Determine how many lines in the entries below include "ravtansine". The reply should be that number and nothing else.

## DATASET EXTRACT
....
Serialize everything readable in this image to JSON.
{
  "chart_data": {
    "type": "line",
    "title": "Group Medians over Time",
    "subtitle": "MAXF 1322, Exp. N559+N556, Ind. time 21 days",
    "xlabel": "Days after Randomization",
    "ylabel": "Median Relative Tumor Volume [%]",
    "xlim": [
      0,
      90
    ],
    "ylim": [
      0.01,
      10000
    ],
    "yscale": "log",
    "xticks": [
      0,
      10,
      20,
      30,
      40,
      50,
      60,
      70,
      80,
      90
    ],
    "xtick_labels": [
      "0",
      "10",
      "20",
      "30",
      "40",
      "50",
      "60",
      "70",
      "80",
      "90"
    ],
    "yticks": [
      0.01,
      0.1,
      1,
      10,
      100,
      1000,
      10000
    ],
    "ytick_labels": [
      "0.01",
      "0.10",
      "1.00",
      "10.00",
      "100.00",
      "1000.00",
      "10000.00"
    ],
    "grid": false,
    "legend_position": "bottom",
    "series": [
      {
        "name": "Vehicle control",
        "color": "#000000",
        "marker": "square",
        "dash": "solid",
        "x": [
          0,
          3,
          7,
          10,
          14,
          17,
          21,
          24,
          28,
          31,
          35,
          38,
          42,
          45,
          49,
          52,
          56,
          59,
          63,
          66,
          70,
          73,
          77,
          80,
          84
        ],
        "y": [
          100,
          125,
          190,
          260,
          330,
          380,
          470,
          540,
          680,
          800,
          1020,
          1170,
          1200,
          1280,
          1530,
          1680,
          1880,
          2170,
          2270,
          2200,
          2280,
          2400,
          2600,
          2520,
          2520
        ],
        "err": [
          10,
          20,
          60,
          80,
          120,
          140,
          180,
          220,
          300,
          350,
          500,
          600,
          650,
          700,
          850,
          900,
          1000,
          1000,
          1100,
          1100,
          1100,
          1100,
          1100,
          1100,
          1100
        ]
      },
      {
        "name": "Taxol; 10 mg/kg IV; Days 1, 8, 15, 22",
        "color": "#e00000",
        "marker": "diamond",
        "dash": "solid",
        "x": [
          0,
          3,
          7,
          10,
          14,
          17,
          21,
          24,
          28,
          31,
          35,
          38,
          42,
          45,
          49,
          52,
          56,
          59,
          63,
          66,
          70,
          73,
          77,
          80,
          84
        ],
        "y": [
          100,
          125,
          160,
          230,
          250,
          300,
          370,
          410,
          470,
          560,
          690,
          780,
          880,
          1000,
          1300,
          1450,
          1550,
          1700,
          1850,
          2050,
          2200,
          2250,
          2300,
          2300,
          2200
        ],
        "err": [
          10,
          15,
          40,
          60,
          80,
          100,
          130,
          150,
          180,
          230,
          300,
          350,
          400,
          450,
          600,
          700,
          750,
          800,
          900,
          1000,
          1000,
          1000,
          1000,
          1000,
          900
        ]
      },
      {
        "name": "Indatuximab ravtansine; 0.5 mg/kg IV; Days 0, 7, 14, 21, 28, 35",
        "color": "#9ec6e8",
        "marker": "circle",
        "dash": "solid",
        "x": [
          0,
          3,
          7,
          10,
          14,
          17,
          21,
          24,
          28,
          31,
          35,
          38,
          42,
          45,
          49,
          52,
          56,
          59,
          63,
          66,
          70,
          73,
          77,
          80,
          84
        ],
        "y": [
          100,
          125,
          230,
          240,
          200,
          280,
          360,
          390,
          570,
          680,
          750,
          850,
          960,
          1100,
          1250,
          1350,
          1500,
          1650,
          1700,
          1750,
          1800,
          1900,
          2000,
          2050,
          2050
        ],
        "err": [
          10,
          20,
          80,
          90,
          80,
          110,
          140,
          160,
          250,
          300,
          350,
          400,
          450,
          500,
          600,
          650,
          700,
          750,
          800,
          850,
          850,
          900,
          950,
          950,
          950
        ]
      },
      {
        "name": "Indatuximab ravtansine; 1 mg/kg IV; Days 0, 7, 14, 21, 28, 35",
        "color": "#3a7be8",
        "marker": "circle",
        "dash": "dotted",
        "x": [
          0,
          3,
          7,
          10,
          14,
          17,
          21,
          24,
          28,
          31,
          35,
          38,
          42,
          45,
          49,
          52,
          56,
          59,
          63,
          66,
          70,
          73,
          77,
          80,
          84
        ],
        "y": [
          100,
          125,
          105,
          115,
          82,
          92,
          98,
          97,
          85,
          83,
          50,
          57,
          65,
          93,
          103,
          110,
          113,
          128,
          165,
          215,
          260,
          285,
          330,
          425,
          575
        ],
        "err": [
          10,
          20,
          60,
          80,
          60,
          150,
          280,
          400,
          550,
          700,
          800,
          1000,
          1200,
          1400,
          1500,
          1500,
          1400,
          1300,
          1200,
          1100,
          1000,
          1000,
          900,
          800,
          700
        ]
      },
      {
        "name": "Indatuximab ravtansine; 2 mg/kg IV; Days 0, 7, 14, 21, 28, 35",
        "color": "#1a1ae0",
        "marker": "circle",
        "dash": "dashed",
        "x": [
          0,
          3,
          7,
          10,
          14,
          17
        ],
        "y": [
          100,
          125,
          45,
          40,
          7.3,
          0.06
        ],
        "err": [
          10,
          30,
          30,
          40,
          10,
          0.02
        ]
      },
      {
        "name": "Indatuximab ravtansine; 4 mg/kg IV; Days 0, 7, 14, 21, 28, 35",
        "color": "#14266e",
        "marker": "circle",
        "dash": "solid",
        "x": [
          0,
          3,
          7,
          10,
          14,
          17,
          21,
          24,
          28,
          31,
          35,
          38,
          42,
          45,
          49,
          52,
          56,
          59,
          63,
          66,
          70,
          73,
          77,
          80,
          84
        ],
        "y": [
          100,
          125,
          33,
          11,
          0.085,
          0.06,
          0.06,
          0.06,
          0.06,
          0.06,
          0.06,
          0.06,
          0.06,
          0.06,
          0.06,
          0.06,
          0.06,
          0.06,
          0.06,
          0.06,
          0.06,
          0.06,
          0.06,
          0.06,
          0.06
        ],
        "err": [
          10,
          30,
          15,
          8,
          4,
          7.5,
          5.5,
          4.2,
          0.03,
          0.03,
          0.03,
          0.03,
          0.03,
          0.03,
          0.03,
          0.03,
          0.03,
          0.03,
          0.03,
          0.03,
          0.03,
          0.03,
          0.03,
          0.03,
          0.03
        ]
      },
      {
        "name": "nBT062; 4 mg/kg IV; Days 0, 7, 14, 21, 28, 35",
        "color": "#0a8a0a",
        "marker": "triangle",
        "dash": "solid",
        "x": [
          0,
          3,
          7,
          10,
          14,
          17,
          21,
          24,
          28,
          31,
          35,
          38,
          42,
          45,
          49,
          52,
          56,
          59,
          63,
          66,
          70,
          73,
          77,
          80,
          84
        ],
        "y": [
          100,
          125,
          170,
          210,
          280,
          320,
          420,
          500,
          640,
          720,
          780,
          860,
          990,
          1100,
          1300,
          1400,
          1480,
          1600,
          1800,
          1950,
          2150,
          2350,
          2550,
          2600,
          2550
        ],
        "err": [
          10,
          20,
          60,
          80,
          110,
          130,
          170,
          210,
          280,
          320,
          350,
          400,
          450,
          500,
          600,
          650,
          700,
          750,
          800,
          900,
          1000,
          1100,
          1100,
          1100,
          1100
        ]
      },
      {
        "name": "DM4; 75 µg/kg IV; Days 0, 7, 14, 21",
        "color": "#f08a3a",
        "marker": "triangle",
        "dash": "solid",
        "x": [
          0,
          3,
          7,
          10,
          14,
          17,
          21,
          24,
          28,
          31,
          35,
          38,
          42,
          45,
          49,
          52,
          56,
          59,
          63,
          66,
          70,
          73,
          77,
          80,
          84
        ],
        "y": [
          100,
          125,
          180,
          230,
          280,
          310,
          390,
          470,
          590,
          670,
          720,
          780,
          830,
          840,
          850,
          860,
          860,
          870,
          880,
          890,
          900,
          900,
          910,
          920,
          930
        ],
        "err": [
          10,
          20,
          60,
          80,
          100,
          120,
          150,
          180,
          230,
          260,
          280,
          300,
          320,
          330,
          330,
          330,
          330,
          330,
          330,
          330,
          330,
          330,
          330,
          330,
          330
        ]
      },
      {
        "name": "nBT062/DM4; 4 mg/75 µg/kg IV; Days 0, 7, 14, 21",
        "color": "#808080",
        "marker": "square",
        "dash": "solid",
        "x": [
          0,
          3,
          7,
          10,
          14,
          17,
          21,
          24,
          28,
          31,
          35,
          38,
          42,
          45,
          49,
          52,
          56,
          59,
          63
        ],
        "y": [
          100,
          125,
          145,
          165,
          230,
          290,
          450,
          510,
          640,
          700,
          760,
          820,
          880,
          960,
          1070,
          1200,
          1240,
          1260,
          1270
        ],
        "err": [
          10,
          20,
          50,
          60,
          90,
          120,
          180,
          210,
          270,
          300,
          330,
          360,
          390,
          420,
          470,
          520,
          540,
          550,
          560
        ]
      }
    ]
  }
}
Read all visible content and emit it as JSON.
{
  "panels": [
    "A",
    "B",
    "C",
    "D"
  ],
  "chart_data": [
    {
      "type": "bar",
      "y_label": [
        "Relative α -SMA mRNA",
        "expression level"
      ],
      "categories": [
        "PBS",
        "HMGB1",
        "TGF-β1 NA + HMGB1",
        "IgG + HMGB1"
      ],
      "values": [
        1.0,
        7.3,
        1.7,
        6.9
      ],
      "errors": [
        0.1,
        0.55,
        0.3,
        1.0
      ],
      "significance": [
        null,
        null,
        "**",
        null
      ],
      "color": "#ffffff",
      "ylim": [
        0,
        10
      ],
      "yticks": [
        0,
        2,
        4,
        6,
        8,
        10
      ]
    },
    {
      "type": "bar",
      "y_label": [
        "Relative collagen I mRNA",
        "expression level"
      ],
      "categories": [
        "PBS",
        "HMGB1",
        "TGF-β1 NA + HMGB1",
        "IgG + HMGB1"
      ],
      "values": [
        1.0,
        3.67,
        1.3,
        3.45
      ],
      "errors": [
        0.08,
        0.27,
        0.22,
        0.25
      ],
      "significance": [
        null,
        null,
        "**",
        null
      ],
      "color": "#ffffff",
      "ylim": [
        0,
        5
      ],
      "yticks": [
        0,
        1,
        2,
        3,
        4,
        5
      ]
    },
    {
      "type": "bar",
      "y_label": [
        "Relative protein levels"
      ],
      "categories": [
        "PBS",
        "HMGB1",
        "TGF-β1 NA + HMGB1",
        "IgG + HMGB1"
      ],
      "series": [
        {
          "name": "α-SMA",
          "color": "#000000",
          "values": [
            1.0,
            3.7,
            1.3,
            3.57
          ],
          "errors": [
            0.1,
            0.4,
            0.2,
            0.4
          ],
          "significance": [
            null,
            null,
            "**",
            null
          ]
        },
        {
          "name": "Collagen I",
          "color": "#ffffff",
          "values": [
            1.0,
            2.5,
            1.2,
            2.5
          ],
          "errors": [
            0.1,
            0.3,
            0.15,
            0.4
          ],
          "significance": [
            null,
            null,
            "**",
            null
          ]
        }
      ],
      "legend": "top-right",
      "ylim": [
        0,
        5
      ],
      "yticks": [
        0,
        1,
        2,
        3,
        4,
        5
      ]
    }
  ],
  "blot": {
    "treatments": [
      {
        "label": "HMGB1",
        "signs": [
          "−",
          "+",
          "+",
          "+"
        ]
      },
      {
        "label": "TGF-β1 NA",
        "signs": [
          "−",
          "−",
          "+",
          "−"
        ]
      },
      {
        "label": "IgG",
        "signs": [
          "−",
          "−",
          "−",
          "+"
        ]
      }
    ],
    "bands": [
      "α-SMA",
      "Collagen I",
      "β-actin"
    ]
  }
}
....
## RESPONSE
4